Los partidarios de las políticas de «normalización lingüística», que no son sino ataques a la democracia porque restringen libertades básicas y crean obligaciones arbitrarias, no son sólo nacionalistas. A estos, que simplemente no tienen remedio ni idea decente alguna sobre lo que es la democracia, se unen numerosos españoles con ideas políticas oportunistas o inexistentes, o sencillamente descabelladas. Comencemos por éstos.
Algunas almas bellas sostienen que como el castellano o español disfruta de magnífica salud, no es necesario esfuerzo alguno para defenderlo, mientras que sí es necesario proteger legalmente a las lenguas cooficiales: catalán, gallego y eusquera. Estos espíritus simples se afilian a la tesis de que bastante castellano tienen ya en sus vidas los escolares catalanes, gallegos o vascos, de modo que lo aprenderán solitos de modo natural, mientras que todo el esfuerzo educativo debe centrarse en la lengua cooficial, que muchos ignoran porque no es la suya materna (y que muchos comienzan a detestar, aunque esta es otra historia). Confundir la adquisición espontánea de una lengua con su estudio es similar a creer que es igual contar con los dedos que saber matemáticas -y es una barbaridad, aunque la acepten Suso de Toro y otros semejantes-. Es, en definitiva, aceptar que el analfabetismo funcional en la lengua común es un gran progreso educativo.
El problema de fondo que articula todo el Manifiesto es que las medidas políticas de «protección de lenguas», como las que padecemos en la España periférica afectando casi a 16 millones de ciudadanos, son ilegítimas en sí mismas. Primero, porque las lenguas no son sujetos políticos ni personas jurídicas; y segundo, porque esa protección impropia acaba lesionando gravemente derechos elementales de los ciudadanos. Por ejemplo, el derecho a una buena educación, y desde luego la libertad de elección de lengua. Cualquier política lingüística que vaya más allá de hacer posible un bilingüismo institucional que garantice a todos el derecho a elegir la lengua en que desean comunicarse con la administración y sus servicios sociales es, sencillamente, una política que abandona el mundo de la democracia para adentrarse en el piélago del totalitarismo. La consecuencia es que producimos jóvenes cuasi-analfabetos funcionales en la lengua mayoritaria y oficial de su país, y sólo para complacer las mitomanías nacionalistas, y que creamos categorías distintas de ciudadanos al convertir la lengua en un instrumento de exclusión de los disidentes ideológicos y de los extranjeros.

▶ **INFORMACIÓN MOSTRADA**
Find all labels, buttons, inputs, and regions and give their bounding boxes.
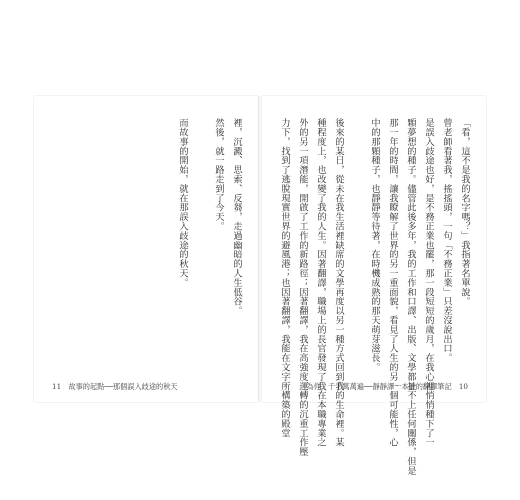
right-col-3: 是誤入歧途也好，是不務正業也罷，那一段短短的歲月，在我心裡悄悄種下了一 <box>423 118 434 447</box>
right-col-8: 後來的某日，從未在我生活裡缺席的文學再度以另一種方式回到我的生命裡。某 <box>333 118 344 447</box>
right-col-1: 「看，這不是我的名字嗎？」我指著名單說。 <box>459 118 470 306</box>
right-col-2: 曾老師看著我，搖搖頭，一句「不務正業」只差沒說出口。 <box>441 118 452 363</box>
left-page-text <box>176 118 242 315</box>
right-page <box>262 96 486 476</box>
left-col-4: 而故事的開始，就在那誤入歧途的秋天。 <box>177 118 188 288</box>
right-col-6: 中的那顆種子，也靜靜等待著，在時機成熟的那天萌芽滋長。 <box>369 118 380 372</box>
left-page <box>34 96 258 402</box>
left-col-1: 裡，沉澱、思索、反芻，走過幽暗的人生低谷。 <box>231 118 242 316</box>
right-col-10: 外的另一項潛能，開啟了工作的新路徑；因著翻譯，我在高強度運轉的沉重工作壓 <box>297 118 308 457</box>
right-page-text <box>278 118 470 475</box>
right-col-9: 種程度上，也改變了我的人生。因著翻譯，職場上的長官發現了我在本職專業之 <box>315 118 326 447</box>
right-col-4: 顆夢想的種子。儘管此後多年，我的工作和口譯、出版、文學都扯不上任何關係，但是 <box>405 118 416 476</box>
left-col-2: 然後，就一路走到了今天。 <box>213 118 224 231</box>
right-page-footer: 為你，千千萬萬遍──靜靜譯一本書的翻譯筆記 10 <box>306 382 468 391</box>
left-page-footer: 11 故事的起點──那個誤入歧途的秋天 <box>52 382 178 391</box>
right-col-5: 那一年的時間，讓我瞭解了世界的另一重面貌，看見了人生的另一個可能性，心 <box>387 118 398 447</box>
right-col-11: 力下，找到了逃脫現實世界的避風港；也因著翻譯，我能在文字所構築的殿堂 <box>279 118 290 438</box>
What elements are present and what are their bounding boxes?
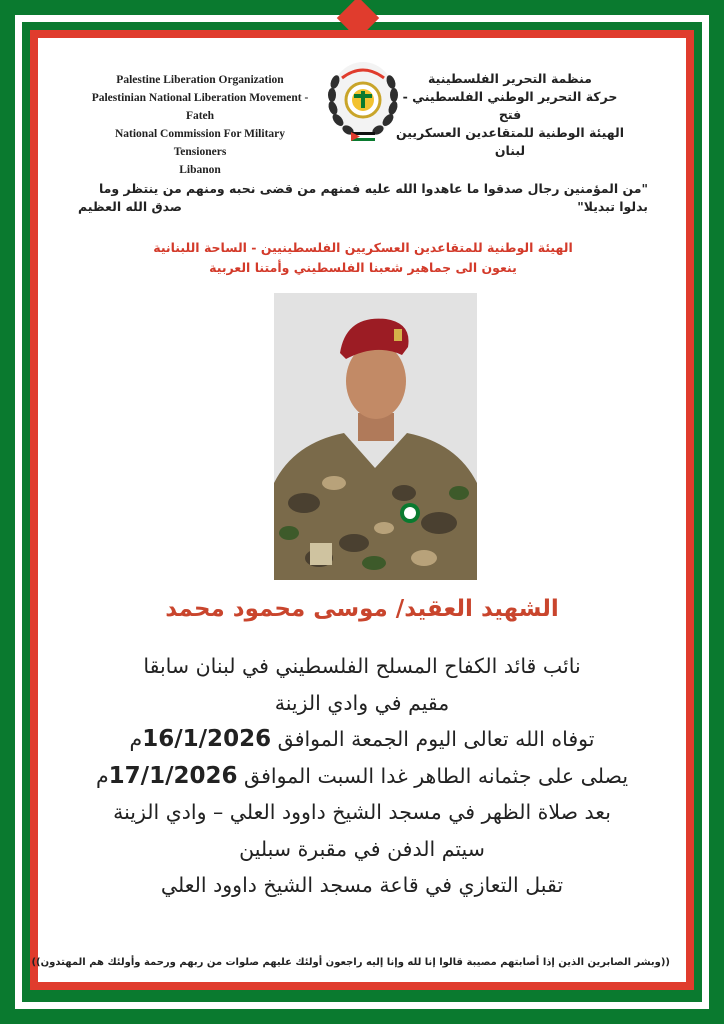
prayer-date: 17/1/2026 [108, 762, 238, 789]
english-header-line: National Commission For Military Tensioners [114, 128, 286, 158]
martyr-name: الشهيد العقيد/ موسى محمود محمد [165, 596, 559, 622]
prayer-location-line: بعد صلاة الظهر في مسجد الشيخ داوود العلي – وادي الزينة [113, 800, 611, 824]
quran-closing: صدق الله العظيم [78, 199, 182, 214]
death-date: 16/1/2026 [142, 726, 272, 752]
announcement-page [31, 38, 686, 982]
arabic-header-line: منظمة التحرير الفلسطينية [428, 71, 592, 86]
english-header-line: Palestine Liberation Organization [116, 74, 284, 86]
arabic-header-line: لبنان [494, 143, 526, 158]
prayer-date-text: يصلى على جثمانه الطاهر غدا السبت الموافق [237, 763, 629, 788]
prayer-date-line [58, 758, 666, 795]
arabic-header-line: حركة التحرير الوطني الفلسطيني - فتح [402, 89, 618, 122]
english-header-line: Libanon [179, 164, 221, 176]
prayer-date-suffix: م [95, 763, 109, 788]
english-header [90, 71, 310, 179]
arabic-header-line: الهيئة الوطنية للمتقاعدين العسكريين [396, 125, 624, 140]
martyr-photo [274, 293, 477, 580]
residence-line: مقيم في وادي الزينة [274, 690, 450, 715]
burial-line: سيتم الدفن في مقبرة سبلين [239, 836, 485, 861]
former-position-line: نائب قائد الكفاح المسلح الفلسطيني في لبنان سابقا [143, 654, 581, 678]
commission-line: الهيئة الوطنية للمتقاعدين العسكريين الفلسطينيين - الساحة اللبنانية [153, 240, 573, 255]
english-header-line: Palestinian National Liberation Movement - Fateh [91, 92, 309, 122]
death-date-suffix: م [129, 727, 143, 751]
quran-verse: "من المؤمنين رجال صدقوا ما عاهدوا الله عليه فمنهم من قضى نحبه ومنهم من ينتظر وما بدلوا تبديلا" [98, 181, 648, 214]
footer-verse: ((وبشر الصابرين الذين إذا أصابتهم مصيبة قالوا إنا لله وإنا إليه راجعون أولئك عليهم صلوات من ربهم ورحمة وأولئك هم المهتدون)) [31, 957, 670, 968]
funeral-details [58, 648, 666, 904]
arabic-header [390, 70, 630, 160]
death-date-text: توفاه الله تعالى اليوم الجمعة الموافق [271, 727, 595, 751]
commission-line: ينعون الى جماهير شعبنا الفلسطيني وأمتنا العربية [209, 260, 517, 275]
condolences-line: تقبل التعازي في قاعة مسجد الشيخ داوود العلي [160, 873, 564, 897]
death-date-line [58, 721, 666, 758]
commission-announcement [98, 238, 628, 278]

▶ **QUÉ HACER**
Continúa el texto sobre las políticas de normalización lingüística a partir de su última oración.

▶ **RESPUESTA**
Desde luego, es inútil empeñarse en que los nacionalistas no sean lo que son. Hay que mantenerlos a raya y oponerse a sus incansables intentos por sobrepasar en todos los sentidos los límites infranqueables de un sistema político sin otra justificación que garantizar la igualdad y libertad personal de los ciudadanos. A quienes hay que pedir cuentas es a los que dicen no ser nacionalistas y, sin embargo, apoyan su guerra contra el libre empleo de la lengua común, precisamente para cargarse la comunidad política llamada España. Es obvio que si los nacionalistas consiguen que las nuevas generaciones consideren el español una lengua extranjera, o todavía menos que eso si se le dedica menos tiempo que al inglés -como quiere el president Montilla-, quizás también consideren a España un Estado invasor y, en todo caso, extranjero.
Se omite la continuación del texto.